§ **Textauszug**

########

Henrik Lebuhn in iz3w

Belina/Michel. Raumproduktionen


"Ich fordere Erstsemester oft auf, sich zu überlegen, woher ihre letzte Mahlzeit kam," schreibt der britische Geograph David Harvey in seinem Beitrag zu Bernd Belinas und Boris Michels neuem Buch über 'Raumproduktionen'. "Wenn man alle Bestandteile zurückverfolgt, die in die Herstellung dieser Mahlzeit eingegangen sind, zeigt sich, dass sie von einer Vielzahl gesellschaftlicher Arbeiten abhängen, die an den unterschiedlichsten Orten und unter verschiedensten gesellschaftlichen Verhältnissen und Produktionsbedingungen erbracht wurden." Meisterhaft entwickelt Harvey an einfachen Beispielen seine Kritik an einem verdinglichten Raumverständnis und plädiert für einen materialistischen und herrschaftskritischen Zugang zur sozialen Produktion des gesellschaftlichen Raums.

########

(Einer Sammlung entnommene Zeilen)
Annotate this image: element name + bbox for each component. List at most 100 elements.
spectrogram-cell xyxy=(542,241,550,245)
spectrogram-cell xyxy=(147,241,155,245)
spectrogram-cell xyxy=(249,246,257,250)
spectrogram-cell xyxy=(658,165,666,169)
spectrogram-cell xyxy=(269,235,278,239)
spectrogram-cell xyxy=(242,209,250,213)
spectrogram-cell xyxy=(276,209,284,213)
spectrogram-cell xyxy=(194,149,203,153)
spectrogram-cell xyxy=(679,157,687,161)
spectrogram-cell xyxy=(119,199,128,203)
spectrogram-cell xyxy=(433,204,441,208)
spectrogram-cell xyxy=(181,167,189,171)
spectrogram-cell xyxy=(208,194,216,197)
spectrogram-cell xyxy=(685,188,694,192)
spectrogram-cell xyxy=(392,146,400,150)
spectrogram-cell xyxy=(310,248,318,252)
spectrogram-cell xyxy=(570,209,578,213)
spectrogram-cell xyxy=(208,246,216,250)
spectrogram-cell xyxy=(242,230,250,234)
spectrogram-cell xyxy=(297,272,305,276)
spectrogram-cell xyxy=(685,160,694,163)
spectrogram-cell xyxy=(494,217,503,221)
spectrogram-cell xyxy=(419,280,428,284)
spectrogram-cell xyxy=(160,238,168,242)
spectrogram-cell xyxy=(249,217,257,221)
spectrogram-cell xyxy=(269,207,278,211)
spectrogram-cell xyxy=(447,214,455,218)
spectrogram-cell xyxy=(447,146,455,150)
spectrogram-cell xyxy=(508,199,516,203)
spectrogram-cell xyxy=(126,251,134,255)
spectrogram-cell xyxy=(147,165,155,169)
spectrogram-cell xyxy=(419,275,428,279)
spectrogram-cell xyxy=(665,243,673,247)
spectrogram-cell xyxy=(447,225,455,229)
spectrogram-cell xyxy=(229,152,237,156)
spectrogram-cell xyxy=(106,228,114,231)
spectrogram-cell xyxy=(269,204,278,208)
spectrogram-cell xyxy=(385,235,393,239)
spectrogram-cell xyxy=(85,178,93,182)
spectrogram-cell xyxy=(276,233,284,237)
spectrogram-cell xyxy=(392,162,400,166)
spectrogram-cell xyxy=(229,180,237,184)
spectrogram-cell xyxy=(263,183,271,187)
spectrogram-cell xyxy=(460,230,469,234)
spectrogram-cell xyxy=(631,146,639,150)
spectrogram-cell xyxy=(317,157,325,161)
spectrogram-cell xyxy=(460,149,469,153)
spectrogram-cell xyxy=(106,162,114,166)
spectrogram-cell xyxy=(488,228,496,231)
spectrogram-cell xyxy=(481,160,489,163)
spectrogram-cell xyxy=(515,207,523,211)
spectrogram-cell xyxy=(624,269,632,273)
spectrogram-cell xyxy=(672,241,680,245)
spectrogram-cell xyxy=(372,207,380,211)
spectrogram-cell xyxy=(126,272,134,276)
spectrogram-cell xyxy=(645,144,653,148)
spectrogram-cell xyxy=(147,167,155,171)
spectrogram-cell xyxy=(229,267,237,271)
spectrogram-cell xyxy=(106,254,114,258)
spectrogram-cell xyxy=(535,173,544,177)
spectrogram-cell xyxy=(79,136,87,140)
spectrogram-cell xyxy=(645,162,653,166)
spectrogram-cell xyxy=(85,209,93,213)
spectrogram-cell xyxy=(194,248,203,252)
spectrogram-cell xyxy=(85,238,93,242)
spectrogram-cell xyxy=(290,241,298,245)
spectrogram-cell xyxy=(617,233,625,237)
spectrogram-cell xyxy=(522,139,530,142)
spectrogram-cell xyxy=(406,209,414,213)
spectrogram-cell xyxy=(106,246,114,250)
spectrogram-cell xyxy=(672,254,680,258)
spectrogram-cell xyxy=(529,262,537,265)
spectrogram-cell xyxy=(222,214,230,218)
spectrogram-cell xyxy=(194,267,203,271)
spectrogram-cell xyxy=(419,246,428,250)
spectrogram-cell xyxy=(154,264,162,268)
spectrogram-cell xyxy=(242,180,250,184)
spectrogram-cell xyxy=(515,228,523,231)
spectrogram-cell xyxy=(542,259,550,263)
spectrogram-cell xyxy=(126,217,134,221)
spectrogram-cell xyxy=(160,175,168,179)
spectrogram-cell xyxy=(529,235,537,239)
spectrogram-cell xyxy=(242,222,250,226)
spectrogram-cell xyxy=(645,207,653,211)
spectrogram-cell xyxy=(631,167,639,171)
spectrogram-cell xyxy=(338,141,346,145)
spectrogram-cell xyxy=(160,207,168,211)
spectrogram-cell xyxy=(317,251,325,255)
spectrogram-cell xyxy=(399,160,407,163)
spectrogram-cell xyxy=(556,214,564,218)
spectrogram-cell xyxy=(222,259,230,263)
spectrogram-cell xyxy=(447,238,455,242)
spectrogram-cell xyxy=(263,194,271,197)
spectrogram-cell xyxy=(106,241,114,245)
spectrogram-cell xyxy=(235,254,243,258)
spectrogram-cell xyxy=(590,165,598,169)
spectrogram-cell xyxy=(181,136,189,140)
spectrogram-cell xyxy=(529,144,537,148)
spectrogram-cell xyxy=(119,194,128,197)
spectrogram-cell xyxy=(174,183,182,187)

########

§ **Aufgabe A**
Beantworte anhand des Textauszugs die folgenden Fragen.
(i) Von wem stammt das neue Buch über „Raumproduktionen“?
(ii) Wozu fordert David Harvey Erstsemester oft auf?
(iii) Wofür plädiert Harvey?
§ **Aufgabe B**
Nenne alle Personen, die im Textauszug namentlich vorkommen.

§ **Antwort A**
(i) Von Bernd Belina und Boris Michel.
(ii) Sie sollen sich überlegen, woher ihre letzte Mahlzeit kam.
(iii) Für einen materialistischen und herrschaftskritischen Zugang zur sozialen Produktion des gesellschaftlichen Raums.

§ **Antwort B**
Henrik Lebuhn, David Harvey, Bernd Belina, Boris Michel